YOUR TASK: Reproduce the records below in full and word for word, excluding pictures.

[Stored data]
** START **

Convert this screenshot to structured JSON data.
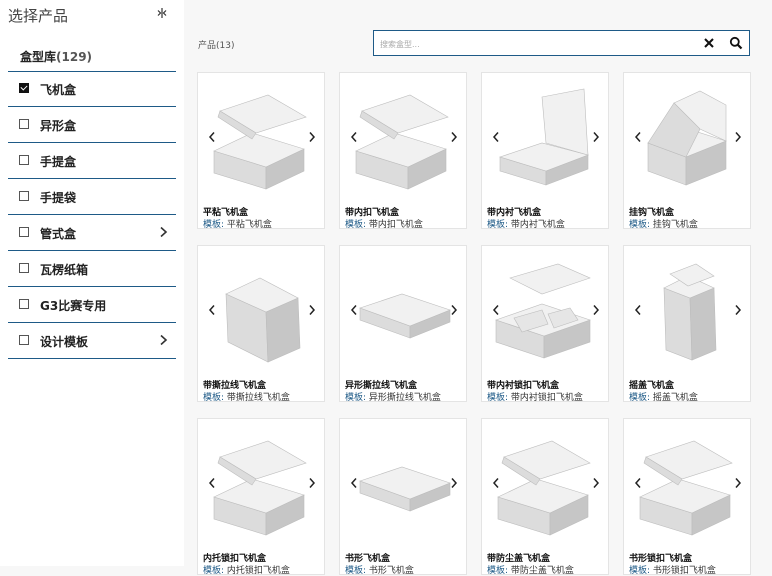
{
  "sidebar": {
    "title": "选择产品",
    "library_label": "盒型库",
    "library_count": "(129)",
    "categories": [
      {
        "label": "飞机盒",
        "checked": true,
        "has_children": false
      },
      {
        "label": "异形盒",
        "checked": false,
        "has_children": false
      },
      {
        "label": "手提盒",
        "checked": false,
        "has_children": false
      },
      {
        "label": "手提袋",
        "checked": false,
        "has_children": false
      },
      {
        "label": "管式盒",
        "checked": false,
        "has_children": true
      },
      {
        "label": "瓦楞纸箱",
        "checked": false,
        "has_children": false
      },
      {
        "label": "G3比赛专用",
        "checked": false,
        "has_children": false
      },
      {
        "label": "设计模板",
        "checked": false,
        "has_children": true
      }
    ]
  },
  "main": {
    "count_label": "产品(13)",
    "search": {
      "placeholder": "搜索盒型...",
      "value": ""
    },
    "template_prefix": "模板:",
    "products": [
      {
        "name": "平粘飞机盒",
        "template": "平粘飞机盒",
        "shape": "mailer"
      },
      {
        "name": "带内扣飞机盒",
        "template": "带内扣飞机盒",
        "shape": "mailer"
      },
      {
        "name": "带内衬飞机盒",
        "template": "带内衬飞机盒",
        "shape": "tray-open"
      },
      {
        "name": "挂钩飞机盒",
        "template": "挂钩飞机盒",
        "shape": "hook"
      },
      {
        "name": "带撕拉线飞机盒",
        "template": "带撕拉线飞机盒",
        "shape": "tall"
      },
      {
        "name": "异形撕拉线飞机盒",
        "template": "异形撕拉线飞机盒",
        "shape": "flat"
      },
      {
        "name": "带内衬锁扣飞机盒",
        "template": "带内衬锁扣飞机盒",
        "shape": "insert"
      },
      {
        "name": "摇盖飞机盒",
        "template": "摇盖飞机盒",
        "shape": "upright"
      },
      {
        "name": "内托锁扣飞机盒",
        "template": "内托锁扣飞机盒",
        "shape": "mailer"
      },
      {
        "name": "书形飞机盒",
        "template": "书形飞机盒",
        "shape": "flat"
      },
      {
        "name": "带防尘盖飞机盒",
        "template": "带防尘盖飞机盒",
        "shape": "mailer"
      },
      {
        "name": "书形锁扣飞机盒",
        "template": "书形锁扣飞机盒",
        "shape": "mailer"
      }
    ]
  },
  "icons": {
    "collapse": "collapse-sidebar-icon",
    "clear": "close-icon",
    "search": "search-icon",
    "prev": "chevron-left-icon",
    "next": "chevron-right-icon",
    "expand": "chevron-right-icon"
  },
  "colors": {
    "accent": "#1e5a87",
    "card_bg": "#ffffff",
    "page_bg": "#f7f7f7"
  }
}
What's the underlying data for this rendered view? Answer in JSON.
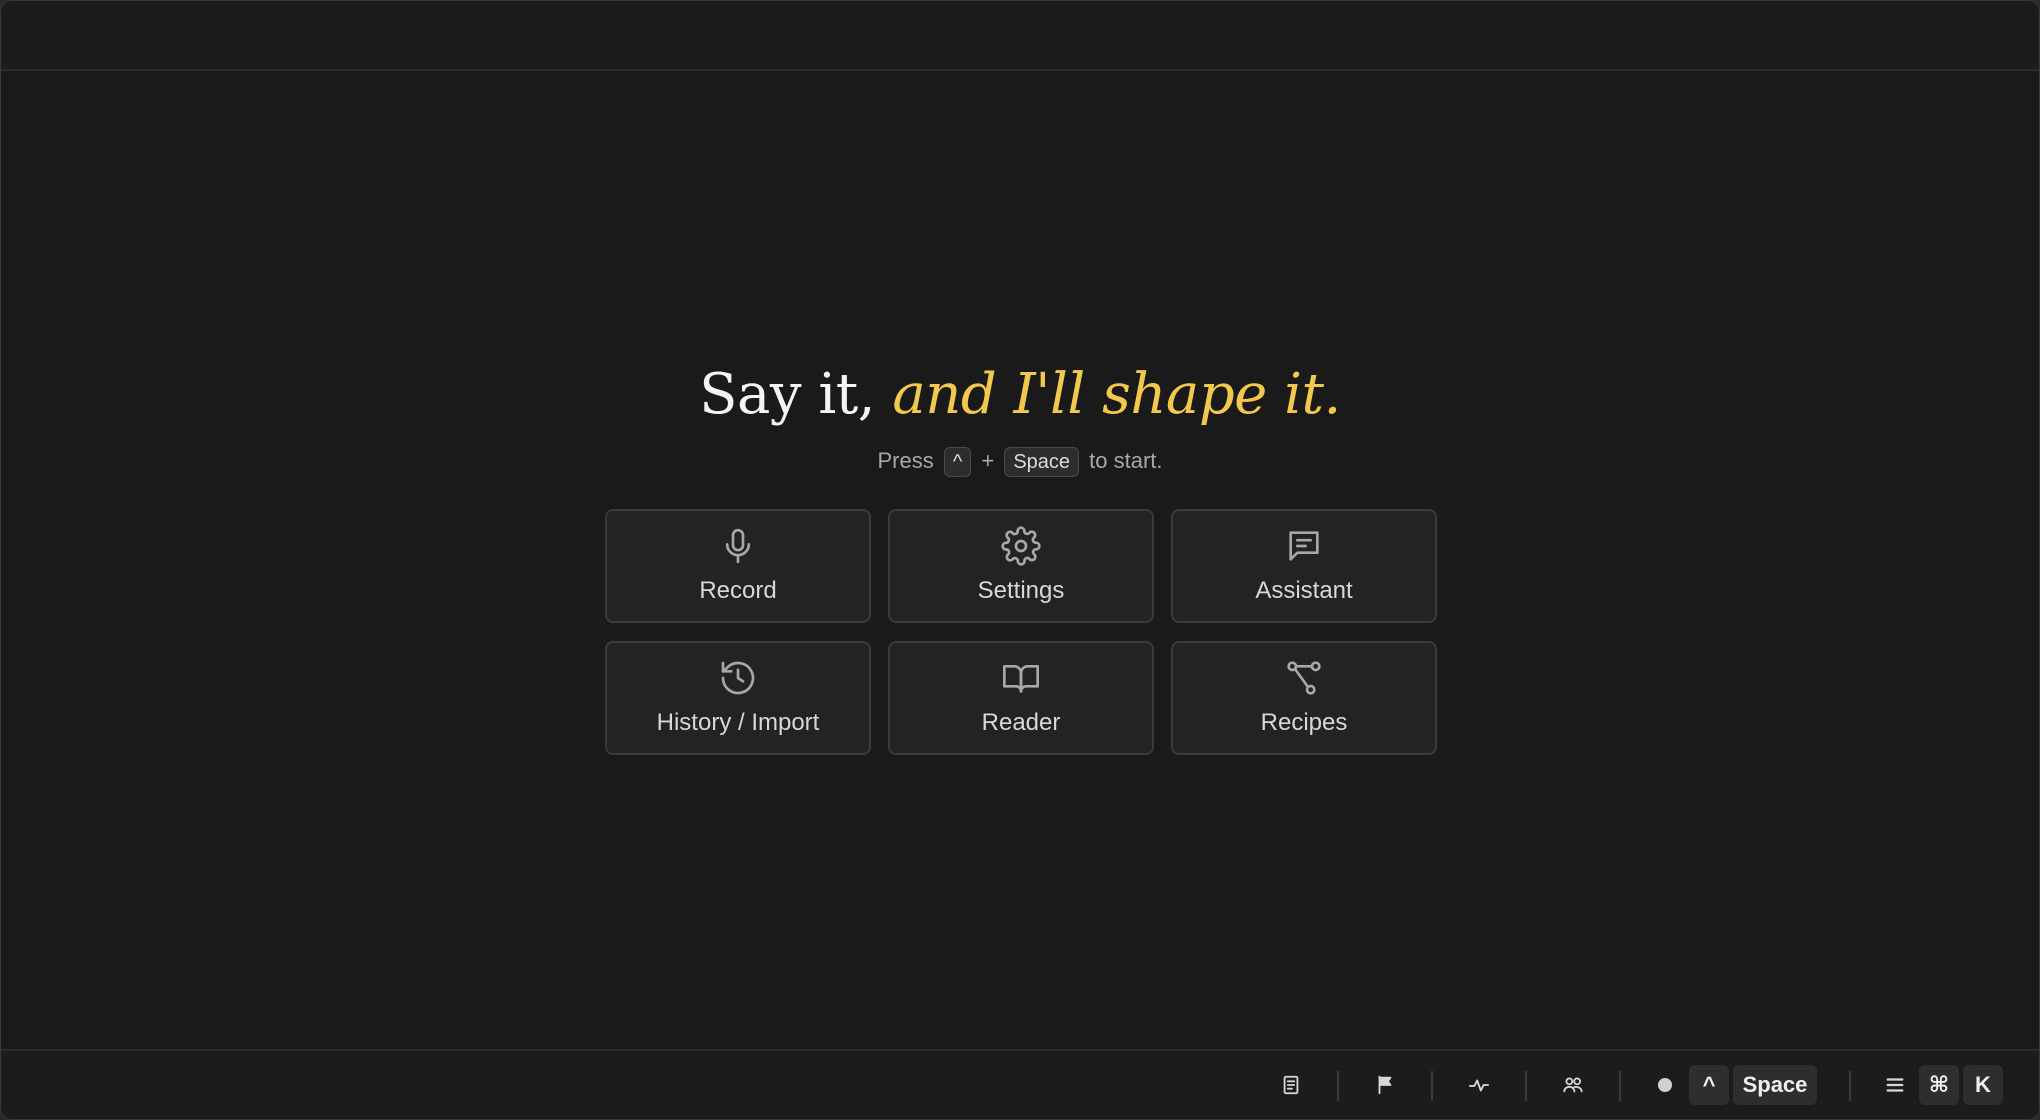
{
  "headline": {
    "plain": "Say it,",
    "accent": "and I'll shape it."
  },
  "hint": {
    "prefix": "Press",
    "key1": "^",
    "plus": "+",
    "key2": "Space",
    "suffix": "to start."
  },
  "tiles": [
    {
      "label": "Record",
      "icon": "microphone-icon"
    },
    {
      "label": "Settings",
      "icon": "gear-icon"
    },
    {
      "label": "Assistant",
      "icon": "chat-icon"
    },
    {
      "label": "History / Import",
      "icon": "history-icon"
    },
    {
      "label": "Reader",
      "icon": "book-icon"
    },
    {
      "label": "Recipes",
      "icon": "workflow-icon"
    }
  ],
  "statusbar": {
    "icons": [
      "document-icon",
      "flag-icon",
      "activity-icon",
      "people-icon",
      "status-dot-icon",
      "menu-icon"
    ],
    "shortcut_record": {
      "key1": "^",
      "key2": "Space"
    },
    "shortcut_palette": {
      "key1": "⌘",
      "key2": "K"
    }
  },
  "colors": {
    "background": "#1a1a1a",
    "accent": "#f2c94c",
    "tile": "#232323",
    "tile_border": "#3a3a3a"
  }
}
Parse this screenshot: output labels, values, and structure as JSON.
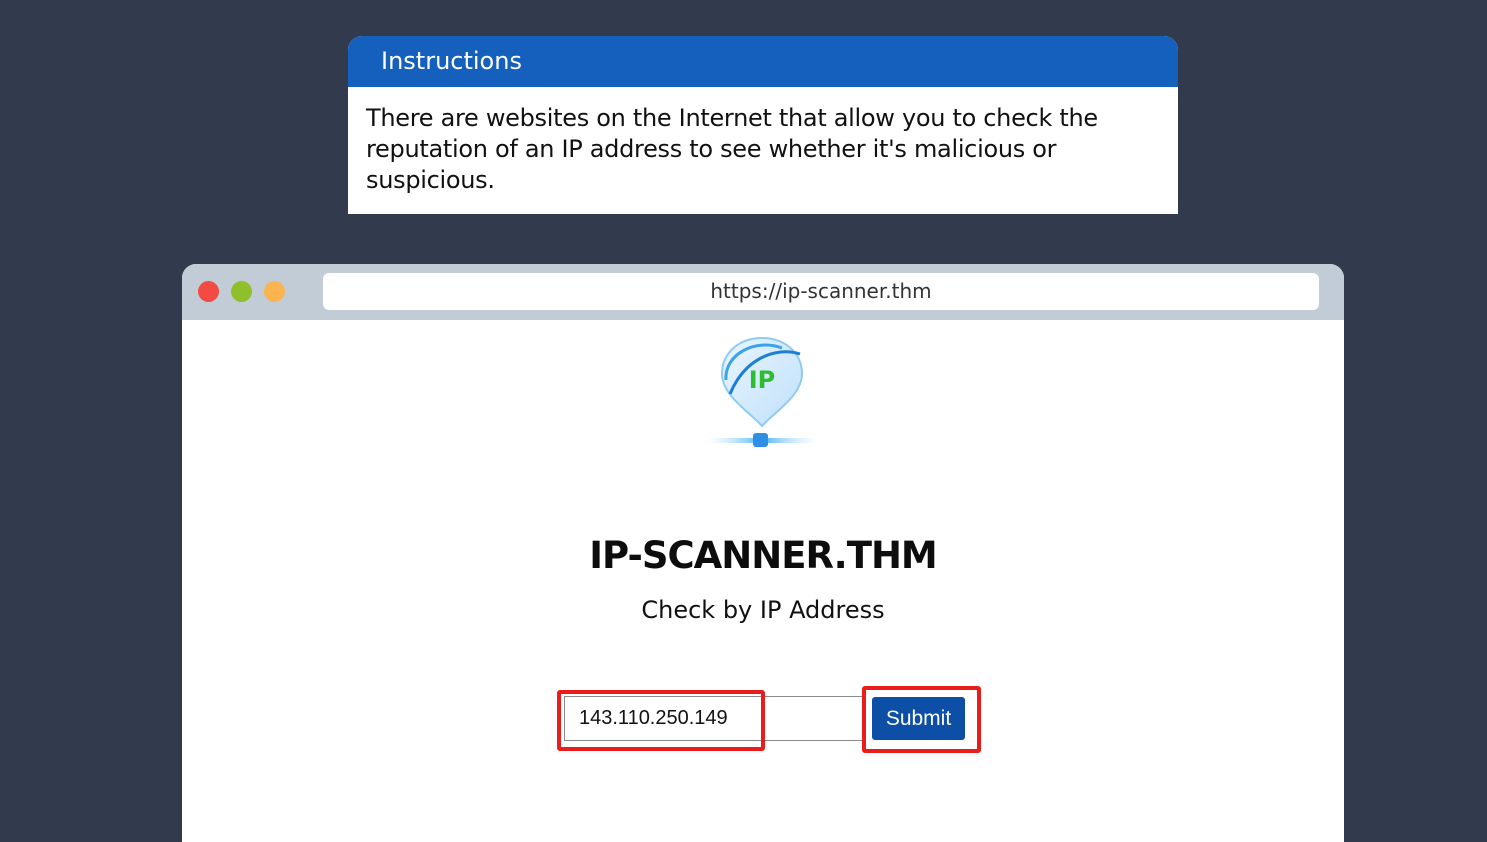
{
  "instructions": {
    "title": "Instructions",
    "body": "There are websites on the Internet that allow you to check the reputation of an IP address to see whether it's malicious or suspicious."
  },
  "browser": {
    "url": "https://ip-scanner.thm"
  },
  "site": {
    "logo_text": "IP",
    "title": "IP-SCANNER.THM",
    "subtitle": "Check by IP Address",
    "ip_input_value": "143.110.250.149",
    "submit_label": "Submit"
  },
  "colors": {
    "background": "#323a4e",
    "instructions_header": "#1560bd",
    "titlebar": "#c1ccd7",
    "submit_button": "#0d4ea6",
    "highlight": "#ea1c1c"
  }
}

** END **

COMPLETE ANSWER:
Convert this screenshot to structured JSON data.
{
  "sidebar": {
    "title": "选择产品",
    "library_label": "盒型库",
    "library_count": "(129)",
    "categories": [
      {
        "label": "飞机盒",
        "checked": true,
        "has_children": false
      },
      {
        "label": "异形盒",
        "checked": false,
        "has_children": false
      },
      {
        "label": "手提盒",
        "checked": false,
        "has_children": false
      },
      {
        "label": "手提袋",
        "checked": false,
        "has_children": false
      },
      {
        "label": "管式盒",
        "checked": false,
        "has_children": true
      },
      {
        "label": "瓦楞纸箱",
        "checked": false,
        "has_children": false
      },
      {
        "label": "G3比赛专用",
        "checked": false,
        "has_children": false
      },
      {
        "label": "设计模板",
        "checked": false,
        "has_children": true
      }
    ]
  },
  "main": {
    "count_label": "产品(13)",
    "search": {
      "placeholder": "搜索盒型...",
      "value": ""
    },
    "template_prefix": "模板:",
    "products": [
      {
        "name": "平粘飞机盒",
        "template": "平粘飞机盒",
        "shape": "mailer"
      },
      {
        "name": "带内扣飞机盒",
        "template": "带内扣飞机盒",
        "shape": "mailer"
      },
      {
        "name": "带内衬飞机盒",
        "template": "带内衬飞机盒",
        "shape": "tray-open"
      },
      {
        "name": "挂钩飞机盒",
        "template": "挂钩飞机盒",
        "shape": "hook"
      },
      {
        "name": "带撕拉线飞机盒",
        "template": "带撕拉线飞机盒",
        "shape": "tall"
      },
      {
        "name": "异形撕拉线飞机盒",
        "template": "异形撕拉线飞机盒",
        "shape": "flat"
      },
      {
        "name": "带内衬锁扣飞机盒",
        "template": "带内衬锁扣飞机盒",
        "shape": "insert"
      },
      {
        "name": "摇盖飞机盒",
        "template": "摇盖飞机盒",
        "shape": "upright"
      },
      {
        "name": "内托锁扣飞机盒",
        "template": "内托锁扣飞机盒",
        "shape": "mailer"
      },
      {
        "name": "书形飞机盒",
        "template": "书形飞机盒",
        "shape": "flat"
      },
      {
        "name": "带防尘盖飞机盒",
        "template": "带防尘盖飞机盒",
        "shape": "mailer"
      },
      {
        "name": "书形锁扣飞机盒",
        "template": "书形锁扣飞机盒",
        "shape": "mailer"
      }
    ]
  },
  "icons": {
    "collapse": "collapse-sidebar-icon",
    "clear": "close-icon",
    "search": "search-icon",
    "prev": "chevron-left-icon",
    "next": "chevron-right-icon",
    "expand": "chevron-right-icon"
  },
  "colors": {
    "accent": "#1e5a87",
    "card_bg": "#ffffff",
    "page_bg": "#f7f7f7"
  }
}
What's the underlying data for this rendered view? Answer in JSON.
{
  "headline": {
    "plain": "Say it,",
    "accent": "and I'll shape it."
  },
  "hint": {
    "prefix": "Press",
    "key1": "^",
    "plus": "+",
    "key2": "Space",
    "suffix": "to start."
  },
  "tiles": [
    {
      "label": "Record",
      "icon": "microphone-icon"
    },
    {
      "label": "Settings",
      "icon": "gear-icon"
    },
    {
      "label": "Assistant",
      "icon": "chat-icon"
    },
    {
      "label": "History / Import",
      "icon": "history-icon"
    },
    {
      "label": "Reader",
      "icon": "book-icon"
    },
    {
      "label": "Recipes",
      "icon": "workflow-icon"
    }
  ],
  "statusbar": {
    "icons": [
      "document-icon",
      "flag-icon",
      "activity-icon",
      "people-icon",
      "status-dot-icon",
      "menu-icon"
    ],
    "shortcut_record": {
      "key1": "^",
      "key2": "Space"
    },
    "shortcut_palette": {
      "key1": "⌘",
      "key2": "K"
    }
  },
  "colors": {
    "background": "#1a1a1a",
    "accent": "#f2c94c",
    "tile": "#232323",
    "tile_border": "#3a3a3a"
  }
}
Parse this screenshot: output labels, values, and structure as JSON.
{
  "instructions": {
    "title": "Instructions",
    "body": "There are websites on the Internet that allow you to check the reputation of an IP address to see whether it's malicious or suspicious."
  },
  "browser": {
    "url": "https://ip-scanner.thm"
  },
  "site": {
    "logo_text": "IP",
    "title": "IP-SCANNER.THM",
    "subtitle": "Check by IP Address",
    "ip_input_value": "143.110.250.149",
    "submit_label": "Submit"
  },
  "colors": {
    "background": "#323a4e",
    "instructions_header": "#1560bd",
    "titlebar": "#c1ccd7",
    "submit_button": "#0d4ea6",
    "highlight": "#ea1c1c"
  }
}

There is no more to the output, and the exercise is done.